** start DATASET RECORDS **

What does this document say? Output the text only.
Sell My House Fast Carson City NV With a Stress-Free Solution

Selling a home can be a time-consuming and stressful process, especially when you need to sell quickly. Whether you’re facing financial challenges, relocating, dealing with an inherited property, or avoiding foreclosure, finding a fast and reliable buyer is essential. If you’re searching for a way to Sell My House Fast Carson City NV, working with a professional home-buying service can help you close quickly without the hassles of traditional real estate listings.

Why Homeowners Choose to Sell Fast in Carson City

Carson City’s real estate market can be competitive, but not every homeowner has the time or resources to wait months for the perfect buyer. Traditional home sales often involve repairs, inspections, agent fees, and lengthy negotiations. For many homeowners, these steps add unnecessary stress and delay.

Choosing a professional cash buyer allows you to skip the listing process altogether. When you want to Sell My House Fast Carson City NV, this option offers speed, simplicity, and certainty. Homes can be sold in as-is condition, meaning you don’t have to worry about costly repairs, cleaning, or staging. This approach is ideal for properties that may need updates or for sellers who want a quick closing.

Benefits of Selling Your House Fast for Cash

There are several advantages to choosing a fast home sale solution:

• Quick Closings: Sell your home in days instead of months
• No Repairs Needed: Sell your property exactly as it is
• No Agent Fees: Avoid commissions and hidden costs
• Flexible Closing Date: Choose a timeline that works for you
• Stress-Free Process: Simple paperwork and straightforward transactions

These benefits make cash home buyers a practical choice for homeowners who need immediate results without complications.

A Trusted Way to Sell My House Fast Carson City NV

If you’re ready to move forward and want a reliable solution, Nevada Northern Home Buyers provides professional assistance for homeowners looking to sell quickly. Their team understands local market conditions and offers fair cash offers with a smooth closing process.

** end DATASET RECORDS **

§ PROMPT
Repeat the data precisely, reproducing every entry.

§ WRITTEN REPLY
What does this document say? Output the text only.
Sell My House Fast Carson City NV With a Stress-Free Solution

Selling a home can be a time-consuming and stressful process, especially when you need to sell quickly. Whether you’re facing financial challenges, relocating, dealing with an inherited property, or avoiding foreclosure, finding a fast and reliable buyer is essential. If you’re searching for a way to Sell My House Fast Carson City NV, working with a professional home-buying service can help you close quickly without the hassles of traditional real estate listings.

Why Homeowners Choose to Sell Fast in Carson City

Carson City’s real estate market can be competitive, but not every homeowner has the time or resources to wait months for the perfect buyer. Traditional home sales often involve repairs, inspections, agent fees, and lengthy negotiations. For many homeowners, these steps add unnecessary stress and delay.

Choosing a professional cash buyer allows you to skip the listing process altogether. When you want to Sell My House Fast Carson City NV, this option offers speed, simplicity, and certainty. Homes can be sold in as-is condition, meaning you don’t have to worry about costly repairs, cleaning, or staging. This approach is ideal for properties that may need updates or for sellers who want a quick closing.

Benefits of Selling Your House Fast for Cash

There are several advantages to choosing a fast home sale solution:

• Quick Closings: Sell your home in days instead of months
• No Repairs Needed: Sell your property exactly as it is
• No Agent Fees: Avoid commissions and hidden costs
• Flexible Closing Date: Choose a timeline that works for you
• Stress-Free Process: Simple paperwork and straightforward transactions

These benefits make cash home buyers a practical choice for homeowners who need immediate results without complications.

A Trusted Way to Sell My House Fast Carson City NV

If you’re ready to move forward and want a reliable solution, Nevada Northern Home Buyers provides professional assistance for homeowners looking to sell quickly. Their team understands local market conditions and offers fair cash offers with a smooth closing process.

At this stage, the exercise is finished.